**Directions for this task**
Copy the records below exactly, leaving out any pictures.

[Items from a dataset]
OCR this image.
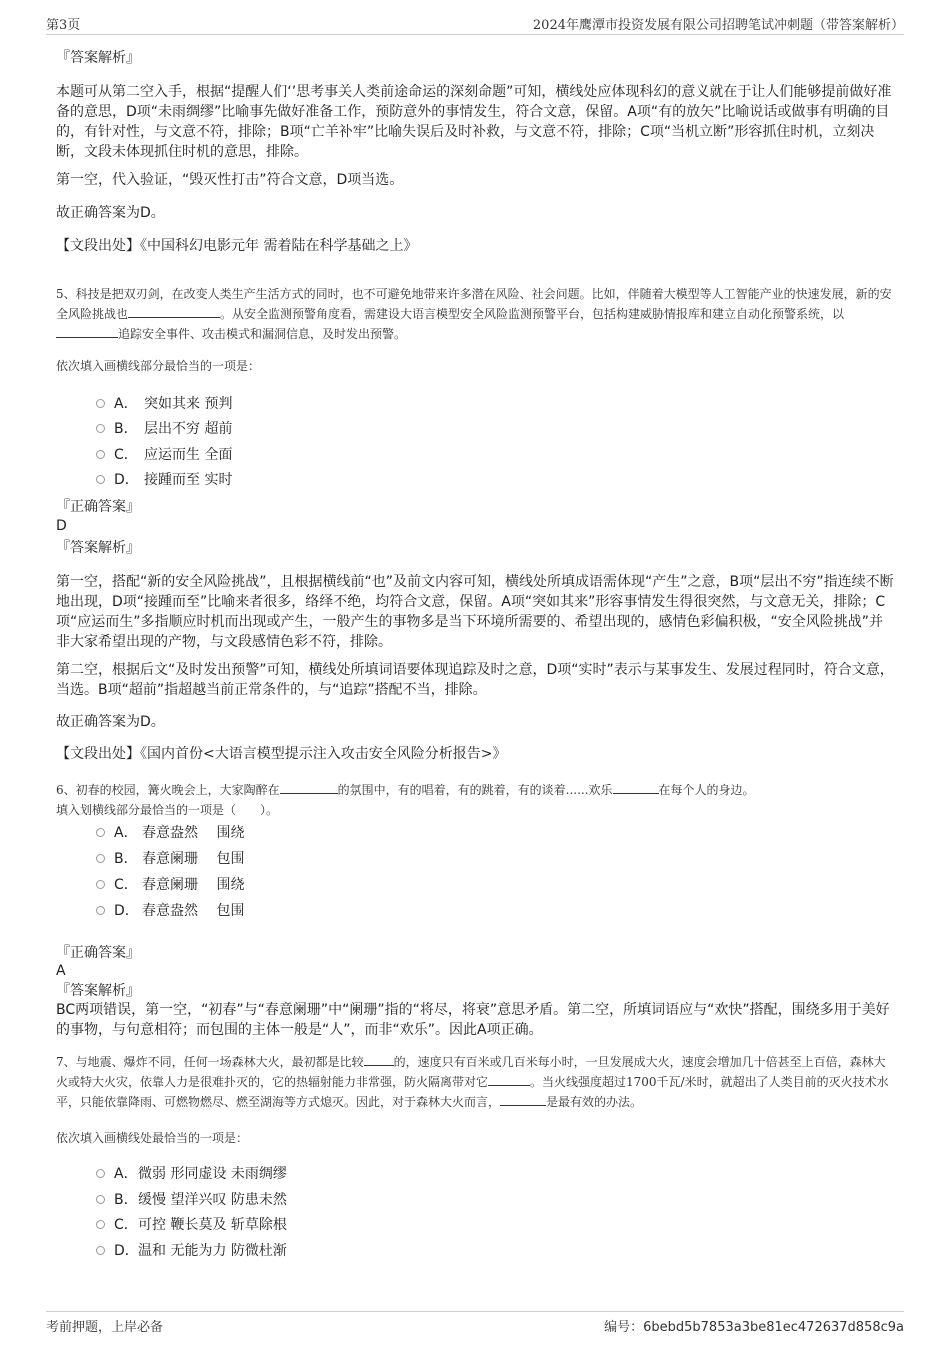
第3页	2024年鹰潭市投资发展有限公司招聘笔试冲刺题（带答案解析）
『答案解析』
本题可从第二空入手，根据“提醒人们‘’思考事关人类前途命运的深刻命题”可知，横线处应体现科幻的意义就在于让人们能够提前做好准备的意思，D项“未雨绸缪”比喻事先做好准备工作，预防意外的事情发生，符合文意，保留。A项“有的放矢”比喻说话或做事有明确的目的，有针对性，与文意不符，排除；B项“亡羊补牢”比喻失误后及时补救，与文意不符，排除；C项“当机立断”形容抓住时机，立刻决断，文段未体现抓住时机的意思，排除。
第一空，代入验证，“毁灭性打击”符合文意，D项当选。
故正确答案为D。
【文段出处】《中国科幻电影元年 需着陆在科学基础之上》
5、科技是把双刃剑，在改变人类生产生活方式的同时，也不可避免地带来许多潜在风险、社会问题。比如，伴随着大模型等人工智能产业的快速发展，新的安全风险挑战也	。从安全监测预警角度看，需建设大语言模型安全风险监测预警平台，包括构建威胁情报库和建立自动化预警系统，以追踪安全事件、攻击模式和漏洞信息，及时发出预警。
依次填入画横线部分最恰当的一项是：
A． 突如其来 预判
B． 层出不穷 超前
C． 应运而生 全面
D． 接踵而至 实时
『正确答案』
D
『答案解析』
第一空，搭配“新的安全风险挑战”，且根据横线前“也”及前文内容可知，横线处所填成语需体现“产生”之意，B项“层出不穷”指连续不断地出现，D项“接踵而至”比喻来者很多，络绎不绝，均符合文意，保留。A项“突如其来”形容事情发生得很突然，与文意无关，排除；C项“应运而生”多指顺应时机而出现或产生，一般产生的事物多是当下环境所需要的、希望出现的，感情色彩偏积极，“安全风险挑战”并非大家希望出现的产物，与文段感情色彩不符，排除。
第二空，根据后文“及时发出预警”可知，横线处所填词语要体现追踪及时之意，D项“实时”表示与某事发生、发展过程同时，符合文意，当选。B项“超前”指超越当前正常条件的，与“追踪”搭配不当，排除。
故正确答案为D。
【文段出处】《国内首份<大语言模型提示注入攻击安全风险分析报告>》
6、初春的校园，篝火晚会上，大家陶醉在	的氛围中，有的唱着，有的跳着，有的谈着......欢乐	在每个人的身边。
填入划横线部分最恰当的一项是（　　）。
A． 春意盎然　 围绕
B． 春意阑珊　 包围
C． 春意阑珊　 围绕
D． 春意盎然　 包围
『正确答案』
A
『答案解析』
BC两项错误，第一空，“初春”与“春意阑珊”中“阑珊”指的“将尽，将衰”意思矛盾。第二空，所填词语应与“欢快”搭配，围绕多用于美好的事物，与句意相符；而包围的主体一般是“人”，而非“欢乐”。因此A项正确。
7、与地震、爆炸不同，任何一场森林大火，最初都是比较	的，速度只有百米或几百米每小时，一旦发展成大火，速度会增加几十倍甚至上百倍，森林大火或特大火灾，依靠人力是很难扑灭的，它的热辐射能力非常强，防火隔离带对它	。当火线强度超过1700千瓦/米时，就超出了人类目前的灭火技术水平，只能依靠降雨、可燃物燃尽、燃至湖海等方式熄灭。因此，对于森林大火而言，	是最有效的办法。
依次填入画横线处最恰当的一项是：
A． 微弱 形同虚设 未雨绸缪
B． 缓慢 望洋兴叹 防患未然
C． 可控 鞭长莫及 斩草除根
D． 温和 无能为力 防微杜渐
考前押题，上岸必备	编号：6bebd5b7853a3be81ec472637d858c9a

**Exercise solution**
OCR this image.
第3页	2024年鹰潭市投资发展有限公司招聘笔试冲刺题（带答案解析）
『答案解析』
本题可从第二空入手，根据“提醒人们‘’思考事关人类前途命运的深刻命题”可知，横线处应体现科幻的意义就在于让人们能够提前做好准备的意思，D项“未雨绸缪”比喻事先做好准备工作，预防意外的事情发生，符合文意，保留。A项“有的放矢”比喻说话或做事有明确的目的，有针对性，与文意不符，排除；B项“亡羊补牢”比喻失误后及时补救，与文意不符，排除；C项“当机立断”形容抓住时机，立刻决断，文段未体现抓住时机的意思，排除。
第一空，代入验证，“毁灭性打击”符合文意，D项当选。
故正确答案为D。
【文段出处】《中国科幻电影元年 需着陆在科学基础之上》
5、科技是把双刃剑，在改变人类生产生活方式的同时，也不可避免地带来许多潜在风险、社会问题。比如，伴随着大模型等人工智能产业的快速发展，新的安全风险挑战也	。从安全监测预警角度看，需建设大语言模型安全风险监测预警平台，包括构建威胁情报库和建立自动化预警系统，以追踪安全事件、攻击模式和漏洞信息，及时发出预警。
依次填入画横线部分最恰当的一项是：
A． 突如其来 预判
B． 层出不穷 超前
C． 应运而生 全面
D． 接踵而至 实时
『正确答案』
D
『答案解析』
第一空，搭配“新的安全风险挑战”，且根据横线前“也”及前文内容可知，横线处所填成语需体现“产生”之意，B项“层出不穷”指连续不断地出现，D项“接踵而至”比喻来者很多，络绎不绝，均符合文意，保留。A项“突如其来”形容事情发生得很突然，与文意无关，排除；C项“应运而生”多指顺应时机而出现或产生，一般产生的事物多是当下环境所需要的、希望出现的，感情色彩偏积极，“安全风险挑战”并非大家希望出现的产物，与文段感情色彩不符，排除。
第二空，根据后文“及时发出预警”可知，横线处所填词语要体现追踪及时之意，D项“实时”表示与某事发生、发展过程同时，符合文意，当选。B项“超前”指超越当前正常条件的，与“追踪”搭配不当，排除。
故正确答案为D。
【文段出处】《国内首份<大语言模型提示注入攻击安全风险分析报告>》
6、初春的校园，篝火晚会上，大家陶醉在	的氛围中，有的唱着，有的跳着，有的谈着......欢乐	在每个人的身边。
填入划横线部分最恰当的一项是（　　）。
A． 春意盎然　 围绕
B． 春意阑珊　 包围
C． 春意阑珊　 围绕
D． 春意盎然　 包围
『正确答案』
A
『答案解析』
BC两项错误，第一空，“初春”与“春意阑珊”中“阑珊”指的“将尽，将衰”意思矛盾。第二空，所填词语应与“欢快”搭配，围绕多用于美好的事物，与句意相符；而包围的主体一般是“人”，而非“欢乐”。因此A项正确。
7、与地震、爆炸不同，任何一场森林大火，最初都是比较	的，速度只有百米或几百米每小时，一旦发展成大火，速度会增加几十倍甚至上百倍，森林大火或特大火灾，依靠人力是很难扑灭的，它的热辐射能力非常强，防火隔离带对它	。当火线强度超过1700千瓦/米时，就超出了人类目前的灭火技术水平，只能依靠降雨、可燃物燃尽、燃至湖海等方式熄灭。因此，对于森林大火而言，	是最有效的办法。
依次填入画横线处最恰当的一项是：
A． 微弱 形同虚设 未雨绸缪
B． 缓慢 望洋兴叹 防患未然
C． 可控 鞭长莫及 斩草除根
D． 温和 无能为力 防微杜渐
考前押题，上岸必备	编号：6bebd5b7853a3be81ec472637d858c9a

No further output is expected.